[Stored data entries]
BEGIN

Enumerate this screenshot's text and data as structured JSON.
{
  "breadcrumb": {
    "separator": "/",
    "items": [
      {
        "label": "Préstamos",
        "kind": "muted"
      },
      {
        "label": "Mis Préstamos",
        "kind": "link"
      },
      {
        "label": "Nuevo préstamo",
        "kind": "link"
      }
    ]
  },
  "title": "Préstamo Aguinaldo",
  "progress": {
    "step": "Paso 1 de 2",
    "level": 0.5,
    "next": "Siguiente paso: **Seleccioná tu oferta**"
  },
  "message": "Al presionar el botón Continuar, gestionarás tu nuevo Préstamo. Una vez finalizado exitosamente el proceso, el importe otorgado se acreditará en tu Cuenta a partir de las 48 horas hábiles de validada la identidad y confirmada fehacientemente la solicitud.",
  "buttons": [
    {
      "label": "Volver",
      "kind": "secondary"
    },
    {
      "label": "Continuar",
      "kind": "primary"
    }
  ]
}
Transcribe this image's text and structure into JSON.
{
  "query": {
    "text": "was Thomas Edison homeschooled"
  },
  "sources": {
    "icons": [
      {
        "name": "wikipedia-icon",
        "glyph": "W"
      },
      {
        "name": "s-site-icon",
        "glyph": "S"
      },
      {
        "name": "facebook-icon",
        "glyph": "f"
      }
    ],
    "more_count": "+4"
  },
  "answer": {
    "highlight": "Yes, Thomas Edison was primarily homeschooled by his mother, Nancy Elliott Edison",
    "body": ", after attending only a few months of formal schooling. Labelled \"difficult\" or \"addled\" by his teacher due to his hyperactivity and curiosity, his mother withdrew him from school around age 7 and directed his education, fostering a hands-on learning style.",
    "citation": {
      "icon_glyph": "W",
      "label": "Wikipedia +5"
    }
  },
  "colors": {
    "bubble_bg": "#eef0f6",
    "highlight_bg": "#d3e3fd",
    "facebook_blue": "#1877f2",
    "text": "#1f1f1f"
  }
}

END

__Task directions__.
Set all of the records down again, exactly as they stand.

__Task response__.
Enumerate this screenshot's text and data as structured JSON.
{
  "breadcrumb": {
    "separator": "/",
    "items": [
      {
        "label": "Préstamos",
        "kind": "muted"
      },
      {
        "label": "Mis Préstamos",
        "kind": "link"
      },
      {
        "label": "Nuevo préstamo",
        "kind": "link"
      }
    ]
  },
  "title": "Préstamo Aguinaldo",
  "progress": {
    "step": "Paso 1 de 2",
    "level": 0.5,
    "next": "Siguiente paso: **Seleccioná tu oferta**"
  },
  "message": "Al presionar el botón Continuar, gestionarás tu nuevo Préstamo. Una vez finalizado exitosamente el proceso, el importe otorgado se acreditará en tu Cuenta a partir de las 48 horas hábiles de validada la identidad y confirmada fehacientemente la solicitud.",
  "buttons": [
    {
      "label": "Volver",
      "kind": "secondary"
    },
    {
      "label": "Continuar",
      "kind": "primary"
    }
  ]
}
Transcribe this image's text and structure into JSON.
{
  "query": {
    "text": "was Thomas Edison homeschooled"
  },
  "sources": {
    "icons": [
      {
        "name": "wikipedia-icon",
        "glyph": "W"
      },
      {
        "name": "s-site-icon",
        "glyph": "S"
      },
      {
        "name": "facebook-icon",
        "glyph": "f"
      }
    ],
    "more_count": "+4"
  },
  "answer": {
    "highlight": "Yes, Thomas Edison was primarily homeschooled by his mother, Nancy Elliott Edison",
    "body": ", after attending only a few months of formal schooling. Labelled \"difficult\" or \"addled\" by his teacher due to his hyperactivity and curiosity, his mother withdrew him from school around age 7 and directed his education, fostering a hands-on learning style.",
    "citation": {
      "icon_glyph": "W",
      "label": "Wikipedia +5"
    }
  },
  "colors": {
    "bubble_bg": "#eef0f6",
    "highlight_bg": "#d3e3fd",
    "facebook_blue": "#1877f2",
    "text": "#1f1f1f"
  }
}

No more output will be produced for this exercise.